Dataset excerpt
##############################
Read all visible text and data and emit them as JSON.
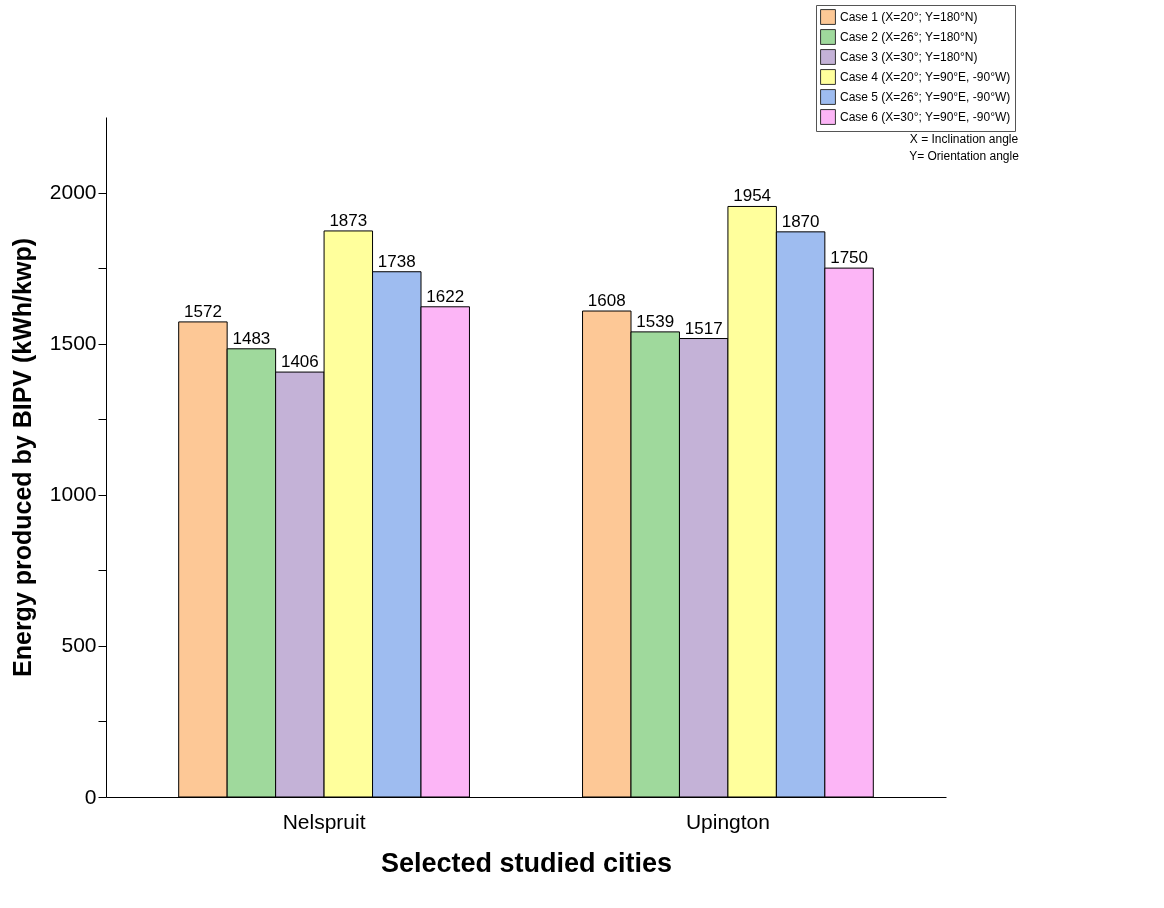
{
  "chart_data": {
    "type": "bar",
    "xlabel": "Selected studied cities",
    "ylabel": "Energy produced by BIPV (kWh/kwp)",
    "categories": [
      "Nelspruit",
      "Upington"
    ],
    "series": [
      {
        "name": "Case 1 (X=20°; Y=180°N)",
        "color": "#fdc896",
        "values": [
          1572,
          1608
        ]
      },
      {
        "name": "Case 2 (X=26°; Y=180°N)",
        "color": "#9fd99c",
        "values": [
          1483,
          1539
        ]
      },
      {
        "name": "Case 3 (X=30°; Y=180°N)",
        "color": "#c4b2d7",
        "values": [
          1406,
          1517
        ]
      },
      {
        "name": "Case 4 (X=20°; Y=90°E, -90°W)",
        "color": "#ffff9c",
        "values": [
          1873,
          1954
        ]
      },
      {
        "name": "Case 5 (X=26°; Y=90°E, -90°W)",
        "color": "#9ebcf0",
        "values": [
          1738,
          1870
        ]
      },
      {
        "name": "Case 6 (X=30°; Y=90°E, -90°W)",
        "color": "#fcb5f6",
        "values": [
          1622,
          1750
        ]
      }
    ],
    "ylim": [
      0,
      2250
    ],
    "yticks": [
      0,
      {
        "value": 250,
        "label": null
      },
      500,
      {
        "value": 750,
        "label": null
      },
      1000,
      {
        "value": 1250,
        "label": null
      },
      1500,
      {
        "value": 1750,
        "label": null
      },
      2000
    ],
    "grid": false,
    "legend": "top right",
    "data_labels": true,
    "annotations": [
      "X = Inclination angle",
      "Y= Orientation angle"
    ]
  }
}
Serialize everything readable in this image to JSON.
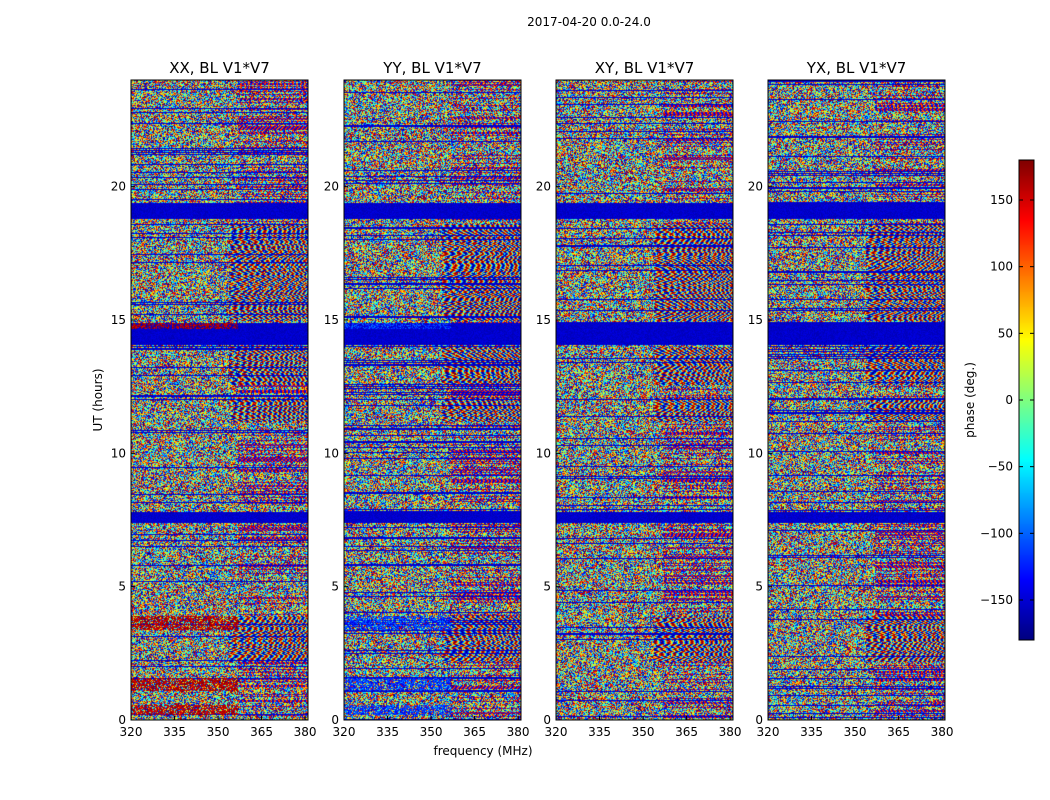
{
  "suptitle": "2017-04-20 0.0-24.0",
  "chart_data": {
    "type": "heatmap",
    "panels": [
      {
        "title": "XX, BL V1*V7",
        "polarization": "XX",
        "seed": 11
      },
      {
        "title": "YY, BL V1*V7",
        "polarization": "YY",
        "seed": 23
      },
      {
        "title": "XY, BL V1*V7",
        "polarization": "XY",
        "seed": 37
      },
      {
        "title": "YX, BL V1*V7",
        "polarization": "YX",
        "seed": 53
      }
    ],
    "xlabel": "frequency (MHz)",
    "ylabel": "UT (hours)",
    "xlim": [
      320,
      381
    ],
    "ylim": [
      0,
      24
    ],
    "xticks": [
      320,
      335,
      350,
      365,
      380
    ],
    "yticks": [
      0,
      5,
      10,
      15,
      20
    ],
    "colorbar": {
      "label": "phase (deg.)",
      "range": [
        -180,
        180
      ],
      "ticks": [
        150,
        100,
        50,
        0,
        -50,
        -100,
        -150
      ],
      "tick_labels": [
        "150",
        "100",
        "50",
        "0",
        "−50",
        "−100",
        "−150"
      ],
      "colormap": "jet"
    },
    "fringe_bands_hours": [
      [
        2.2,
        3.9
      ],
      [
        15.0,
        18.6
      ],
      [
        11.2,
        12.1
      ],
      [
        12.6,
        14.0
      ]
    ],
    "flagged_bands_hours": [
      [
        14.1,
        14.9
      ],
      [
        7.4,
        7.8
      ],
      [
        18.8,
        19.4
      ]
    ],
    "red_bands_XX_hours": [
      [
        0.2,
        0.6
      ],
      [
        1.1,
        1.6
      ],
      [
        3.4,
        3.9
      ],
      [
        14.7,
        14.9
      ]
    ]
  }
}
##############################
Exercise instructions =
Reproduce every line from the entries that holds the word "JSON".

Answer to the task =
Read all visible text and data and emit them as JSON.
Serialize everything readable in this image to JSON.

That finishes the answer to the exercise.